Stored data entries
** BEGIN **
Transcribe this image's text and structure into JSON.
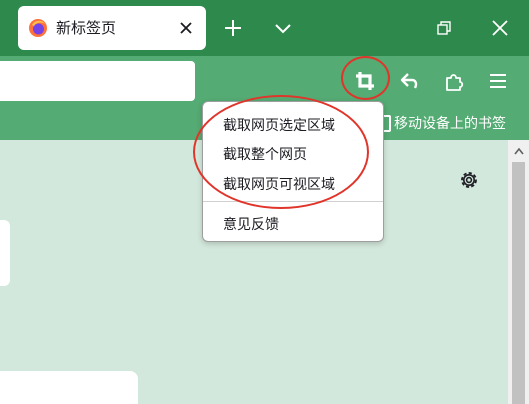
{
  "tab": {
    "title": "新标签页"
  },
  "bookmarks": {
    "mobile_label": "移动设备上的书签"
  },
  "menu": {
    "items": [
      "截取网页选定区域",
      "截取整个网页",
      "截取网页可视区域"
    ],
    "feedback": "意见反馈"
  },
  "colors": {
    "titlebar": "#2e8a4c",
    "toolbar": "#54ab73",
    "content_bg": "#d3e8dc",
    "highlight_ring": "#e0352b"
  },
  "icons": {
    "favicon": "firefox-icon",
    "tab_close": "close-icon",
    "new_tab": "plus-icon",
    "list_tabs": "chevron-down-icon",
    "restore": "restore-window-icon",
    "window_close": "close-window-icon",
    "screenshot": "crop-icon",
    "back": "undo-arrow-icon",
    "extensions": "puzzle-icon",
    "menu": "hamburger-menu-icon",
    "settings": "gear-icon"
  }
}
** END **
• [TASK DIRECTIONS]: Every record above should be transcribed exactly; the pictures stay out of the copy.

• [TASK RESPONSE]:
Transcribe this image's text and structure into JSON.
{
  "tab": {
    "title": "新标签页"
  },
  "bookmarks": {
    "mobile_label": "移动设备上的书签"
  },
  "menu": {
    "items": [
      "截取网页选定区域",
      "截取整个网页",
      "截取网页可视区域"
    ],
    "feedback": "意见反馈"
  },
  "colors": {
    "titlebar": "#2e8a4c",
    "toolbar": "#54ab73",
    "content_bg": "#d3e8dc",
    "highlight_ring": "#e0352b"
  },
  "icons": {
    "favicon": "firefox-icon",
    "tab_close": "close-icon",
    "new_tab": "plus-icon",
    "list_tabs": "chevron-down-icon",
    "restore": "restore-window-icon",
    "window_close": "close-window-icon",
    "screenshot": "crop-icon",
    "back": "undo-arrow-icon",
    "extensions": "puzzle-icon",
    "menu": "hamburger-menu-icon",
    "settings": "gear-icon"
  }
}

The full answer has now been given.